Stored dataset items:

* * * * * * * * *

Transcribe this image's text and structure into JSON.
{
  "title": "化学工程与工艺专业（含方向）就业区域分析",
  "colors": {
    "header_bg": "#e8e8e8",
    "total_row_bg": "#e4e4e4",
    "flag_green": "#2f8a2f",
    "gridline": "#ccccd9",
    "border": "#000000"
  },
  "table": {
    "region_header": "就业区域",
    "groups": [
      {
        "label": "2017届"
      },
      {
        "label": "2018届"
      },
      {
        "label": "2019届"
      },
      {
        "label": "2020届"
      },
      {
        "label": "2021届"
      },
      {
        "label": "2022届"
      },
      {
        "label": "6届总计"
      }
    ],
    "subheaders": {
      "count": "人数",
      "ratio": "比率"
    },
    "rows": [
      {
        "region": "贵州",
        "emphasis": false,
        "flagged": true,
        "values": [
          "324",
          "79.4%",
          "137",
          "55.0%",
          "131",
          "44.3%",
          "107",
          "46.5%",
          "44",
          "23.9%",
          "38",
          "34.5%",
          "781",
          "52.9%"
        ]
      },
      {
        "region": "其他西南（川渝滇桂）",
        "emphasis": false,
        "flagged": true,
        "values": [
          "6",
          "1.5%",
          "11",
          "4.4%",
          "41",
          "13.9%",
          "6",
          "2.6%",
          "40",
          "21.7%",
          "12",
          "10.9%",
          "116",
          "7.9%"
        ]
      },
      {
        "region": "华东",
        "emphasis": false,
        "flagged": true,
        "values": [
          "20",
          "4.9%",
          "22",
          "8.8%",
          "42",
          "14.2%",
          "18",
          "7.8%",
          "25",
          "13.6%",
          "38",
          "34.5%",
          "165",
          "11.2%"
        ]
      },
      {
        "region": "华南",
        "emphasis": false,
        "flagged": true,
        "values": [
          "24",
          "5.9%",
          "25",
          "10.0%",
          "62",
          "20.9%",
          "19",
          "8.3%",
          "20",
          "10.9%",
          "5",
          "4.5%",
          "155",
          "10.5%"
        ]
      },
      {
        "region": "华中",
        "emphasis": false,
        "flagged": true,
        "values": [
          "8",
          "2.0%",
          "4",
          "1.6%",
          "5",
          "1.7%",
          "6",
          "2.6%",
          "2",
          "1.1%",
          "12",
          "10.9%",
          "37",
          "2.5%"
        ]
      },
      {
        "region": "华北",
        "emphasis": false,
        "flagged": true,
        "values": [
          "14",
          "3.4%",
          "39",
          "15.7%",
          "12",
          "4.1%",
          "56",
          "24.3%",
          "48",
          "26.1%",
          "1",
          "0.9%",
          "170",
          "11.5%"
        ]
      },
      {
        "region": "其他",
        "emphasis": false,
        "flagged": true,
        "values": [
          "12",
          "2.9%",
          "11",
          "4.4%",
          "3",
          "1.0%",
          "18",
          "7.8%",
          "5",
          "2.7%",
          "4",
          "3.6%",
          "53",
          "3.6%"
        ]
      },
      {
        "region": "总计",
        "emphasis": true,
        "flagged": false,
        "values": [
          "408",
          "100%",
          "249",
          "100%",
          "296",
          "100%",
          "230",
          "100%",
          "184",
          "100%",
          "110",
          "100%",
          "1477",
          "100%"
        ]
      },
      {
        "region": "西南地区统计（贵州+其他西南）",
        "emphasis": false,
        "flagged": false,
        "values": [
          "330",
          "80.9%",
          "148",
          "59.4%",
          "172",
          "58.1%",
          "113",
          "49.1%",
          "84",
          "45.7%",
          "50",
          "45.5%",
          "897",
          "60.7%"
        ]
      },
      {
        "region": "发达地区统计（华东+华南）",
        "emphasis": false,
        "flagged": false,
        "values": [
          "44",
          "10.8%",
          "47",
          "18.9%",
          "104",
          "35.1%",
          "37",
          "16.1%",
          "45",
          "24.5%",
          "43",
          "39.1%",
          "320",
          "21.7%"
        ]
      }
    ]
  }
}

* * * * * * * * *

#### Stated problem
Copy out each line of the material that holds the word "其他西南".

#### Expected answer
        "region": "其他西南（川渝滇桂）",
        "region": "西南地区统计（贵州+其他西南）",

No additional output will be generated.